Extrait proposé ▸

----------------------------------------

Te regarder, t’écouter, t’aider et t’aimer

Il est des événements qui nous marquent ; certains sont solennels et d’envergure, d’autres apparemment plus anodins nous laissent pourtant des traces indélébiles. Il est des souvenirs que l’on ne peut chasser de notre esprit, qui refont périodiquement surface  et restent gravés dans notre mémoire. Ainsi en est-il de cette rencontre qui remontent à quelques années, tandis  que j’étais en mission au Burkina Faso.

 

C’était devant la poste de Bobo-Dioulasso. Un pauvre vint vers moi et, tendant la main, quémanda  une pièce. Les poches de ma soutane blanche étaient vides. Je me rendais à une cérémonie et étais pressé par le temps. Je lui répondis à la hâte que je n’avais rien à lui donner. Il insistait ; je persistais. S’approcha alors un homme relativement jeune qui, tout en lui remettant une pièce, lui dit d’un ton sec : « Laisse tomber ; tu n’obtiendras rien de lui ; les prêtres sont tous des égoïstes nantis qui ne pensent qu’à l’argent ». Puis tous deux s’éloignèrent. J’étais comme assommé. J’aurais voulu réagir ; je restais coi. Que répondre en effet ? Aux yeux de ces hommes, les faits venaient de parler. Quelle image du prêtre venais-je de donner ? Certes, je n’avais pas menti, mes poches étaient bel et bien vides. Mais, …. oui, mais j’avais cherché à me débarrasser à la hâte de ce pauvre. Je ne l’avais pas même regardé. J’étais incapable de mettre un visage sur le son de cette voix qui m’avait supplié. J’avais  détourné mon visage d’un pauvre. Jamais mon modèle, Saint Vincent de Paul, ne se serait comporté ainsi. Se pressaient alors à mon esprit ces paroles de l’Evangile : « J’avais faim et vous ne m’avez pas donné à manger ; j’avais soif … j’étais nu …Ce que vous n’avez pas fait au plus petit de mes frères, à moi non plus vous ne l’avez pas fait ».

----------------------------------------

Matériel fourni ▸
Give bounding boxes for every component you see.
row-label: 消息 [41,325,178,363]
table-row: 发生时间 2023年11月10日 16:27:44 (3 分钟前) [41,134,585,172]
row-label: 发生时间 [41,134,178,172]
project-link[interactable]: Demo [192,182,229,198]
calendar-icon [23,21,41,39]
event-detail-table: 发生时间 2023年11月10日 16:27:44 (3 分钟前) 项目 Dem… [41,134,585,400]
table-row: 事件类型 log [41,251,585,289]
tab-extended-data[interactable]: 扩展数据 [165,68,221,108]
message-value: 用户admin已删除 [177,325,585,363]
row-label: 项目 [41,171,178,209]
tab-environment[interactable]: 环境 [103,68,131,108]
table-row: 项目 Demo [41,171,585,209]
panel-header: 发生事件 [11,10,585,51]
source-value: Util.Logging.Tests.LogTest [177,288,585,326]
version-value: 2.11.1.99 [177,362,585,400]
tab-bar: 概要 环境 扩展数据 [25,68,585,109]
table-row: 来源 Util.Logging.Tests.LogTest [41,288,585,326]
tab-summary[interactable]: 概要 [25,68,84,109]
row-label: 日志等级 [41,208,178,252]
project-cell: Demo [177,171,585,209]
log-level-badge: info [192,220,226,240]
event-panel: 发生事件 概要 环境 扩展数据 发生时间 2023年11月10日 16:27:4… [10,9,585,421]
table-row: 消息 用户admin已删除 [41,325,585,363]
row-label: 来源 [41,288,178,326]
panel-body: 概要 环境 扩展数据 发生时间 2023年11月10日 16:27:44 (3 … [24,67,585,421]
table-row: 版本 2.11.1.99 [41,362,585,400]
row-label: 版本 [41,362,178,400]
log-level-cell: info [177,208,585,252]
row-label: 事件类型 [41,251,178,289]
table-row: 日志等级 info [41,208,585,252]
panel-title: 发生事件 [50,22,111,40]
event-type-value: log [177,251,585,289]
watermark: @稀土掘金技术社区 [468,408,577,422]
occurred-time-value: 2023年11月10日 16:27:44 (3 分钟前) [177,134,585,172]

----------------------------------------

Objectifs ▸
1) Recopiez le récit de la rencontre devant la poste de « Il est des événements » à « au Burkina Faso. » en remplaçant « souvenirs » par « moments ».
2) Écrivez la suite du récit de la rencontre devant la poste, à partir de l'endroit où il s'arrête.

Réponses proposées ▸
1)
Il est des événements qui nous marquent ; certains sont solennels et d’envergure, d’autres apparemment plus anodins nous laissent pourtant des traces indélébiles. Il est des moments que l’on ne peut chasser de notre esprit, qui refont périodiquement surface  et restent gravés dans notre mémoire. Ainsi en est-il de cette rencontre qui remontent à quelques années, tandis  que j’étais en mission au Burkina Faso.

2)
 

Cher pauvre dont j’ignore le nom, je ne sais si aujourd’hui encore tu te souviens de moi. Pour ma part, je ne t’ai pas oublié et, par-delà les années qui s’écoulent et les distances qui nous séparent, je continue de prier pour toi. Pardonne-moi ! … pardonne-moi de ne pas t’avoir accueilli, de ne pas t’avoir consacré de mon temps, de ne pas avoir posé sur toi un regard qui donne envie de vivre, d’exister, et qui te dit que tu es aimé. Nous nous reverrons … un jour … ce jour où tu pourras légitimement dire au Seigneur : « J’avais faim, j’étais en difficulté, j’étais en marge de la société … et il ne m’a même pas regardé ».  Puisses-tu alors ajouter : « Mais, Seigneur, pardonne-lui ». Puisse aussi, ce jour-là, se lever d’autres pauvres affirmant bien nettement : « Pitié pour lui, Seigneur ; nous le reconnaissons ; il nous a aimé ; il nous a aidé ; il a posé sur nous son regard de tendresse et de bonté ».

 

En cette fête de rentrée, allons les uns vers les autres. Accueillons-nous ; regardons-nous, aimons-nous ; et s’il y a lieu de le faire, pardonnons-nous. Cherchons à mettre un peu plus de noms sur un peu plus de visages. Que ce jour s’inscrive dans notre histoire pour que, quand viendra Le Grand Jour, nous ayons l’immense joie de nous retrouver dans la gloire et de pouvoir affirmer en toute vérité : « Je te reconnais ; tu m’as regardé, tu m’as accueilli, tu m’as aidé, tu m’as aimé »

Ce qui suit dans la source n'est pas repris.